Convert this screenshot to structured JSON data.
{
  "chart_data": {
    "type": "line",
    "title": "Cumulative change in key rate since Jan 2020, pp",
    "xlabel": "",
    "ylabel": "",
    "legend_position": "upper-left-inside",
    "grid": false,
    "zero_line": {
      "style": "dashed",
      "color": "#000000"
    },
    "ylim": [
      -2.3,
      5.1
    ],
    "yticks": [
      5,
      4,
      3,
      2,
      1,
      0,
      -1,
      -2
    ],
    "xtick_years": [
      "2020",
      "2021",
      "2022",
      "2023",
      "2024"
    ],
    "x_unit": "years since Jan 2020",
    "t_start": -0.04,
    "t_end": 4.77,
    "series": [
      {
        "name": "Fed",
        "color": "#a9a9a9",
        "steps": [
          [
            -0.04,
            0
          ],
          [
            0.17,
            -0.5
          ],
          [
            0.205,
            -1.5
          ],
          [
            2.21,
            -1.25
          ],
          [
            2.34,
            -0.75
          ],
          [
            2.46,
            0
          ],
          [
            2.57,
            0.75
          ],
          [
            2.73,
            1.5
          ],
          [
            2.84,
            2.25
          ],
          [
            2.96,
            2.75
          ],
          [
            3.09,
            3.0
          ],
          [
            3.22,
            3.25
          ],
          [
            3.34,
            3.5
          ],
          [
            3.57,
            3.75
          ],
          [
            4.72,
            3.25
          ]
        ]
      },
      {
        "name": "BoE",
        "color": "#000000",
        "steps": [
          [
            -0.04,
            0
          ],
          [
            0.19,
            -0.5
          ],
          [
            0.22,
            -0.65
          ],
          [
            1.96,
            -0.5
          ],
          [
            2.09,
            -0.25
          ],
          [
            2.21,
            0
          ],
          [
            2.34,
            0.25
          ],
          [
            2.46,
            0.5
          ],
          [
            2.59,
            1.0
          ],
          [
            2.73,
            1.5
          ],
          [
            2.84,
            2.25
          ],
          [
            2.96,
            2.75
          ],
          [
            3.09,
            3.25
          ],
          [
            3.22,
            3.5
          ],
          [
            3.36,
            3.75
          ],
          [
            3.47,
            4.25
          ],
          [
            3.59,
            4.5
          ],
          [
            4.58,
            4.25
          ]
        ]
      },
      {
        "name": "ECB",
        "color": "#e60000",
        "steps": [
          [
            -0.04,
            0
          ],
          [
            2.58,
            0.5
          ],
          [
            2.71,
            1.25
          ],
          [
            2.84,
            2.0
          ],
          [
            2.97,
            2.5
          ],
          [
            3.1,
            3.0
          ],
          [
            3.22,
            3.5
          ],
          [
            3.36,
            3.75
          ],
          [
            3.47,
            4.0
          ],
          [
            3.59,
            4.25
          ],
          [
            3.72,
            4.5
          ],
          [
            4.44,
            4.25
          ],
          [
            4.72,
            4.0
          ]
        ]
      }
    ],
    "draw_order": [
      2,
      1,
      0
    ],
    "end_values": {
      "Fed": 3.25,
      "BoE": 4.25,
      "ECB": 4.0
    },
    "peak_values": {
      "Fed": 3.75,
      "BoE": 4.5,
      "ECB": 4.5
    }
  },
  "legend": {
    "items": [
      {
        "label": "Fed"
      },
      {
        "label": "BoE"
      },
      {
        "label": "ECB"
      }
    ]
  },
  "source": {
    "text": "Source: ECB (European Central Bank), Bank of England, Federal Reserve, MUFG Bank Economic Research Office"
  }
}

● Given exercise: Return only the number of lines in the data above that include the word "since".

● Answer to the exercise: 2